(WHAT IS REQUIRED) Restate every line of the material, word for word.

(EXERCISE DATA)
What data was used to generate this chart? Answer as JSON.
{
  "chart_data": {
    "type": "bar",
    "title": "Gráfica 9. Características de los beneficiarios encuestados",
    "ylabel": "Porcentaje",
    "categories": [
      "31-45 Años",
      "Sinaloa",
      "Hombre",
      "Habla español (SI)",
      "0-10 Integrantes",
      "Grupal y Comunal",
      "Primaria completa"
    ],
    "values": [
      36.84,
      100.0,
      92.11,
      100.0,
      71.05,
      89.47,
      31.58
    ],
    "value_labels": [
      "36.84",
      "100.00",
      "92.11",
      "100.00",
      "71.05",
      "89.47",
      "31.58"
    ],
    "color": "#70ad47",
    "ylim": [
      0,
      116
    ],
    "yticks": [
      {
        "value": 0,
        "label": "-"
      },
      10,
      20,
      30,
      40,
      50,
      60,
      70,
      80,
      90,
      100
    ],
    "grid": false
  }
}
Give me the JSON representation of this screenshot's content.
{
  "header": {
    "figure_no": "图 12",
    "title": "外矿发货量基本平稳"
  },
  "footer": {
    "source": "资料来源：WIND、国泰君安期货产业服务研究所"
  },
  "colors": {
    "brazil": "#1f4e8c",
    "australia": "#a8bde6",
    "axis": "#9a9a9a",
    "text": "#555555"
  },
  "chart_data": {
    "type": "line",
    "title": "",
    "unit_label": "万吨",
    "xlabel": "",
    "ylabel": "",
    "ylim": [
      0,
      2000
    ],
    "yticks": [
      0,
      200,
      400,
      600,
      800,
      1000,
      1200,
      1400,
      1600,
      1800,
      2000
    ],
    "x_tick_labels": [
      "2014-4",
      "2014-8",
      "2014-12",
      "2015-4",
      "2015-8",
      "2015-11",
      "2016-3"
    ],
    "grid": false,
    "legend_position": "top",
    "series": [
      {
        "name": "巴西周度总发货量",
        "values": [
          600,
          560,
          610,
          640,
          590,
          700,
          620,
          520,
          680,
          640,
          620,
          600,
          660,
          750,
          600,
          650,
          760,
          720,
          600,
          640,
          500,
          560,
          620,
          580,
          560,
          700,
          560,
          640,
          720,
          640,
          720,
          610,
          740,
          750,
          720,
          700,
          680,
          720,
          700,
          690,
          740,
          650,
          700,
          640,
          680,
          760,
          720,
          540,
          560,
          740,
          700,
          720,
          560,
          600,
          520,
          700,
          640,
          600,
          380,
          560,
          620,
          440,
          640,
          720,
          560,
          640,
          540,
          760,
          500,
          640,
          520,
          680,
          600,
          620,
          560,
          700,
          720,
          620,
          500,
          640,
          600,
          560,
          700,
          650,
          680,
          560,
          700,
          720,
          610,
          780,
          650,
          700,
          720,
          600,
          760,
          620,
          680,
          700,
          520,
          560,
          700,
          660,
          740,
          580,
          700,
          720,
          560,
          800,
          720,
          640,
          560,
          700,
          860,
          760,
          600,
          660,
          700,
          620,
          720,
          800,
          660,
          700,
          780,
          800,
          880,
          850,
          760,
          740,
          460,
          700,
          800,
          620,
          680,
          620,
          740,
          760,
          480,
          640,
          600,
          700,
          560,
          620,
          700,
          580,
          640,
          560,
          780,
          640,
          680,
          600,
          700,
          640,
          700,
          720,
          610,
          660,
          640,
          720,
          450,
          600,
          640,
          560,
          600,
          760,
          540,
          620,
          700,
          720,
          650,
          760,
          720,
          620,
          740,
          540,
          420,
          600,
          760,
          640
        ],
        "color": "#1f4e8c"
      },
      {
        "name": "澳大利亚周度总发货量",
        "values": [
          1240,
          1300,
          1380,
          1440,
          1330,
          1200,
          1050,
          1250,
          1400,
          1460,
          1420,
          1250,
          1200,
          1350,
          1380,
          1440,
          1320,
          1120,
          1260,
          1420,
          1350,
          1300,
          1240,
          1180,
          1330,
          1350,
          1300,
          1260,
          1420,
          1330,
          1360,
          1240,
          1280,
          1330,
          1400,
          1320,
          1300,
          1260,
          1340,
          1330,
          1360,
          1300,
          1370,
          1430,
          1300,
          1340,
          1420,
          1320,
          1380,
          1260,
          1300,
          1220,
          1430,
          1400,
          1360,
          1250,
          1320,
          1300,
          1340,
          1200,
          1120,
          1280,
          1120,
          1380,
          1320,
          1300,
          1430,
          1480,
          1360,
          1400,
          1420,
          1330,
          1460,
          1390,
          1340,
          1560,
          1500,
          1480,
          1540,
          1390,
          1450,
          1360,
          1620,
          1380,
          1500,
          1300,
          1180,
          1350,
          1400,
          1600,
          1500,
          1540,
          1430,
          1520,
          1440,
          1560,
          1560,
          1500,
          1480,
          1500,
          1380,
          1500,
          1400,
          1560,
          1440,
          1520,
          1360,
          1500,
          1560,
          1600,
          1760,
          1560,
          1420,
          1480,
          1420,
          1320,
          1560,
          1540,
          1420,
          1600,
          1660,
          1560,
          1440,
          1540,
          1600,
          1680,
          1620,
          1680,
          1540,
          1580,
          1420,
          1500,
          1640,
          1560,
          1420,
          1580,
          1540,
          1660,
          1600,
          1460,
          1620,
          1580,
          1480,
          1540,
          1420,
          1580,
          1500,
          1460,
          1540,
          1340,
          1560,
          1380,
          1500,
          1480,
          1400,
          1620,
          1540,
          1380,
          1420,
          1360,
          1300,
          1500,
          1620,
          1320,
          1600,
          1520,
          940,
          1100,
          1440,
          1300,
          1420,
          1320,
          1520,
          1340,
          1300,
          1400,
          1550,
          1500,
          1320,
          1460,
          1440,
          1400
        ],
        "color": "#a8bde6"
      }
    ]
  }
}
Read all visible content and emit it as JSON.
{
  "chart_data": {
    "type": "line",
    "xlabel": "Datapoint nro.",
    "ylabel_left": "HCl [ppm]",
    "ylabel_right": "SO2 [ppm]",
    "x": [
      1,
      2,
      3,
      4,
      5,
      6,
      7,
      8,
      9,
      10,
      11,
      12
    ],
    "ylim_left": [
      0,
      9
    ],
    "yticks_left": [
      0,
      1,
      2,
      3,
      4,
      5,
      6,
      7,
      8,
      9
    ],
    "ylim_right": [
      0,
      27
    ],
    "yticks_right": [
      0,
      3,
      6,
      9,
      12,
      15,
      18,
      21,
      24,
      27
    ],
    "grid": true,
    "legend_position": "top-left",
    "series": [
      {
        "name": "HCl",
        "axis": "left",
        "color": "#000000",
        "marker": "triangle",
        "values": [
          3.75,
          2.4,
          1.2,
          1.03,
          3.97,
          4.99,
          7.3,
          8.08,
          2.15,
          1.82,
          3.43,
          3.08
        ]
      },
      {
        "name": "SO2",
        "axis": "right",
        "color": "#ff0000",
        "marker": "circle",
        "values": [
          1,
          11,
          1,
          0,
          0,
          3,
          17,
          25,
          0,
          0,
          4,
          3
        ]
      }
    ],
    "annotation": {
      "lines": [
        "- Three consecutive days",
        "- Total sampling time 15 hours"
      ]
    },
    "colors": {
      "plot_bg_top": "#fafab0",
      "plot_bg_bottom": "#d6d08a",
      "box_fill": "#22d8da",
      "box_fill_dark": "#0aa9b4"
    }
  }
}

(RESULT OF THE TASK)
What data was used to generate this chart? Answer as JSON.
{
  "chart_data": {
    "type": "bar",
    "title": "Gráfica 9. Características de los beneficiarios encuestados",
    "ylabel": "Porcentaje",
    "categories": [
      "31-45 Años",
      "Sinaloa",
      "Hombre",
      "Habla español (SI)",
      "0-10 Integrantes",
      "Grupal y Comunal",
      "Primaria completa"
    ],
    "values": [
      36.84,
      100.0,
      92.11,
      100.0,
      71.05,
      89.47,
      31.58
    ],
    "value_labels": [
      "36.84",
      "100.00",
      "92.11",
      "100.00",
      "71.05",
      "89.47",
      "31.58"
    ],
    "color": "#70ad47",
    "ylim": [
      0,
      116
    ],
    "yticks": [
      {
        "value": 0,
        "label": "-"
      },
      10,
      20,
      30,
      40,
      50,
      60,
      70,
      80,
      90,
      100
    ],
    "grid": false
  }
}
Give me the JSON representation of this screenshot's content.
{
  "header": {
    "figure_no": "图 12",
    "title": "外矿发货量基本平稳"
  },
  "footer": {
    "source": "资料来源：WIND、国泰君安期货产业服务研究所"
  },
  "colors": {
    "brazil": "#1f4e8c",
    "australia": "#a8bde6",
    "axis": "#9a9a9a",
    "text": "#555555"
  },
  "chart_data": {
    "type": "line",
    "title": "",
    "unit_label": "万吨",
    "xlabel": "",
    "ylabel": "",
    "ylim": [
      0,
      2000
    ],
    "yticks": [
      0,
      200,
      400,
      600,
      800,
      1000,
      1200,
      1400,
      1600,
      1800,
      2000
    ],
    "x_tick_labels": [
      "2014-4",
      "2014-8",
      "2014-12",
      "2015-4",
      "2015-8",
      "2015-11",
      "2016-3"
    ],
    "grid": false,
    "legend_position": "top",
    "series": [
      {
        "name": "巴西周度总发货量",
        "values": [
          600,
          560,
          610,
          640,
          590,
          700,
          620,
          520,
          680,
          640,
          620,
          600,
          660,
          750,
          600,
          650,
          760,
          720,
          600,
          640,
          500,
          560,
          620,
          580,
          560,
          700,
          560,
          640,
          720,
          640,
          720,
          610,
          740,
          750,
          720,
          700,
          680,
          720,
          700,
          690,
          740,
          650,
          700,
          640,
          680,
          760,
          720,
          540,
          560,
          740,
          700,
          720,
          560,
          600,
          520,
          700,
          640,
          600,
          380,
          560,
          620,
          440,
          640,
          720,
          560,
          640,
          540,
          760,
          500,
          640,
          520,
          680,
          600,
          620,
          560,
          700,
          720,
          620,
          500,
          640,
          600,
          560,
          700,
          650,
          680,
          560,
          700,
          720,
          610,
          780,
          650,
          700,
          720,
          600,
          760,
          620,
          680,
          700,
          520,
          560,
          700,
          660,
          740,
          580,
          700,
          720,
          560,
          800,
          720,
          640,
          560,
          700,
          860,
          760,
          600,
          660,
          700,
          620,
          720,
          800,
          660,
          700,
          780,
          800,
          880,
          850,
          760,
          740,
          460,
          700,
          800,
          620,
          680,
          620,
          740,
          760,
          480,
          640,
          600,
          700,
          560,
          620,
          700,
          580,
          640,
          560,
          780,
          640,
          680,
          600,
          700,
          640,
          700,
          720,
          610,
          660,
          640,
          720,
          450,
          600,
          640,
          560,
          600,
          760,
          540,
          620,
          700,
          720,
          650,
          760,
          720,
          620,
          740,
          540,
          420,
          600,
          760,
          640
        ],
        "color": "#1f4e8c"
      },
      {
        "name": "澳大利亚周度总发货量",
        "values": [
          1240,
          1300,
          1380,
          1440,
          1330,
          1200,
          1050,
          1250,
          1400,
          1460,
          1420,
          1250,
          1200,
          1350,
          1380,
          1440,
          1320,
          1120,
          1260,
          1420,
          1350,
          1300,
          1240,
          1180,
          1330,
          1350,
          1300,
          1260,
          1420,
          1330,
          1360,
          1240,
          1280,
          1330,
          1400,
          1320,
          1300,
          1260,
          1340,
          1330,
          1360,
          1300,
          1370,
          1430,
          1300,
          1340,
          1420,
          1320,
          1380,
          1260,
          1300,
          1220,
          1430,
          1400,
          1360,
          1250,
          1320,
          1300,
          1340,
          1200,
          1120,
          1280,
          1120,
          1380,
          1320,
          1300,
          1430,
          1480,
          1360,
          1400,
          1420,
          1330,
          1460,
          1390,
          1340,
          1560,
          1500,
          1480,
          1540,
          1390,
          1450,
          1360,
          1620,
          1380,
          1500,
          1300,
          1180,
          1350,
          1400,
          1600,
          1500,
          1540,
          1430,
          1520,
          1440,
          1560,
          1560,
          1500,
          1480,
          1500,
          1380,
          1500,
          1400,
          1560,
          1440,
          1520,
          1360,
          1500,
          1560,
          1600,
          1760,
          1560,
          1420,
          1480,
          1420,
          1320,
          1560,
          1540,
          1420,
          1600,
          1660,
          1560,
          1440,
          1540,
          1600,
          1680,
          1620,
          1680,
          1540,
          1580,
          1420,
          1500,
          1640,
          1560,
          1420,
          1580,
          1540,
          1660,
          1600,
          1460,
          1620,
          1580,
          1480,
          1540,
          1420,
          1580,
          1500,
          1460,
          1540,
          1340,
          1560,
          1380,
          1500,
          1480,
          1400,
          1620,
          1540,
          1380,
          1420,
          1360,
          1300,
          1500,
          1620,
          1320,
          1600,
          1520,
          940,
          1100,
          1440,
          1300,
          1420,
          1320,
          1520,
          1340,
          1300,
          1400,
          1550,
          1500,
          1320,
          1460,
          1440,
          1400
        ],
        "color": "#a8bde6"
      }
    ]
  }
}
Read all visible content and emit it as JSON.
{
  "chart_data": {
    "type": "line",
    "xlabel": "Datapoint nro.",
    "ylabel_left": "HCl [ppm]",
    "ylabel_right": "SO2 [ppm]",
    "x": [
      1,
      2,
      3,
      4,
      5,
      6,
      7,
      8,
      9,
      10,
      11,
      12
    ],
    "ylim_left": [
      0,
      9
    ],
    "yticks_left": [
      0,
      1,
      2,
      3,
      4,
      5,
      6,
      7,
      8,
      9
    ],
    "ylim_right": [
      0,
      27
    ],
    "yticks_right": [
      0,
      3,
      6,
      9,
      12,
      15,
      18,
      21,
      24,
      27
    ],
    "grid": true,
    "legend_position": "top-left",
    "series": [
      {
        "name": "HCl",
        "axis": "left",
        "color": "#000000",
        "marker": "triangle",
        "values": [
          3.75,
          2.4,
          1.2,
          1.03,
          3.97,
          4.99,
          7.3,
          8.08,
          2.15,
          1.82,
          3.43,
          3.08
        ]
      },
      {
        "name": "SO2",
        "axis": "right",
        "color": "#ff0000",
        "marker": "circle",
        "values": [
          1,
          11,
          1,
          0,
          0,
          3,
          17,
          25,
          0,
          0,
          4,
          3
        ]
      }
    ],
    "annotation": {
      "lines": [
        "- Three consecutive days",
        "- Total sampling time 15 hours"
      ]
    },
    "colors": {
      "plot_bg_top": "#fafab0",
      "plot_bg_bottom": "#d6d08a",
      "box_fill": "#22d8da",
      "box_fill_dark": "#0aa9b4"
    }
  }
}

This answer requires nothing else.